Copy each line in which the string "Schaerbeek" occurs.

— BEGIN —

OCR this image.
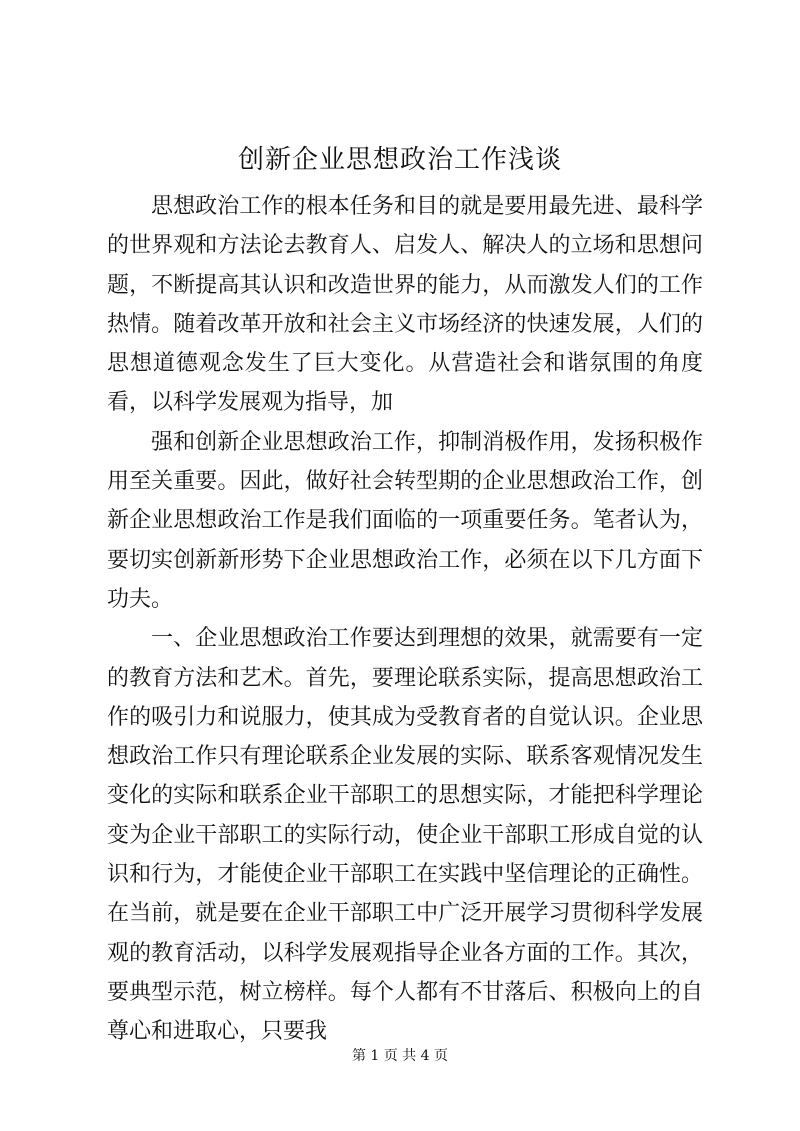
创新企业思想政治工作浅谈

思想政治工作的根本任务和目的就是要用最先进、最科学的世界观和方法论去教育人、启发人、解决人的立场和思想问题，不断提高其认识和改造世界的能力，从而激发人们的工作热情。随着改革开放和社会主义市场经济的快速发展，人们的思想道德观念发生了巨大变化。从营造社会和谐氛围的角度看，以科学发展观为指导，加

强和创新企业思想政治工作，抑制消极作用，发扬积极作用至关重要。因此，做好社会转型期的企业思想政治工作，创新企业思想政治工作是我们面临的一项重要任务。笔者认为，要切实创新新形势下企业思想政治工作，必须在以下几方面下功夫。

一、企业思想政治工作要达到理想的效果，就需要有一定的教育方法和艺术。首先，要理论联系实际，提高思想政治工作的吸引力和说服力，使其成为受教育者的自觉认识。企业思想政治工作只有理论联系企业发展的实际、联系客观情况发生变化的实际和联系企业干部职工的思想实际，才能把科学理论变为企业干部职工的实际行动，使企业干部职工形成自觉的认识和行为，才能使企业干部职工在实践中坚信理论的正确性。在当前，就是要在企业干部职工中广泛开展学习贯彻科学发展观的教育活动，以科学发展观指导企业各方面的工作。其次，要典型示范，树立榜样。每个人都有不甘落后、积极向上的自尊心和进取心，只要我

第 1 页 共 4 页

— END —
— BEGIN —

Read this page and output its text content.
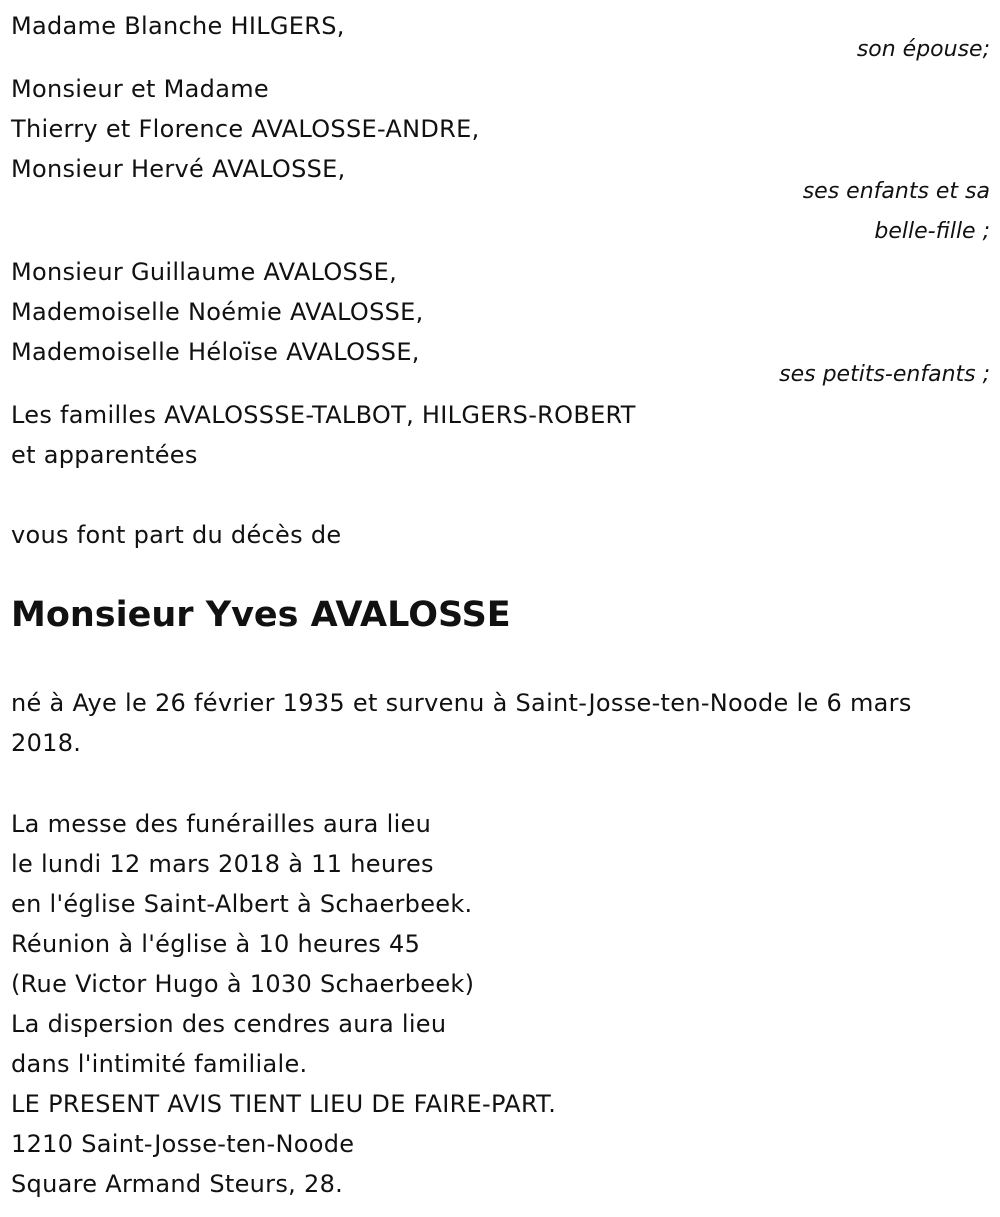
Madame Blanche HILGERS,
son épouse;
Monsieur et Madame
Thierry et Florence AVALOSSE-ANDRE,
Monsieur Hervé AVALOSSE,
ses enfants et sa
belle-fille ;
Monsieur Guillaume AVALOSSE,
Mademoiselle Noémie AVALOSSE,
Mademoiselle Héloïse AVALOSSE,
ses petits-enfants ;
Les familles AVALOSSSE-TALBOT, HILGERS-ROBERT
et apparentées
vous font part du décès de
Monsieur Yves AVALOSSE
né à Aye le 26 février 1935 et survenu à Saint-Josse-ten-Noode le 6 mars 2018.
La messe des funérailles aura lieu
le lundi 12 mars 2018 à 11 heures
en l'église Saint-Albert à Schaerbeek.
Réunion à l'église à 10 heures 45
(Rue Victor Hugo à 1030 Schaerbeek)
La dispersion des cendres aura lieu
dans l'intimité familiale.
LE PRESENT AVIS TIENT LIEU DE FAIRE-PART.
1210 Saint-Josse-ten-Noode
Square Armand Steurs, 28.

— END —

:: Finished exercise ::
en l'église Saint-Albert à Schaerbeek.
(Rue Victor Hugo à 1030 Schaerbeek)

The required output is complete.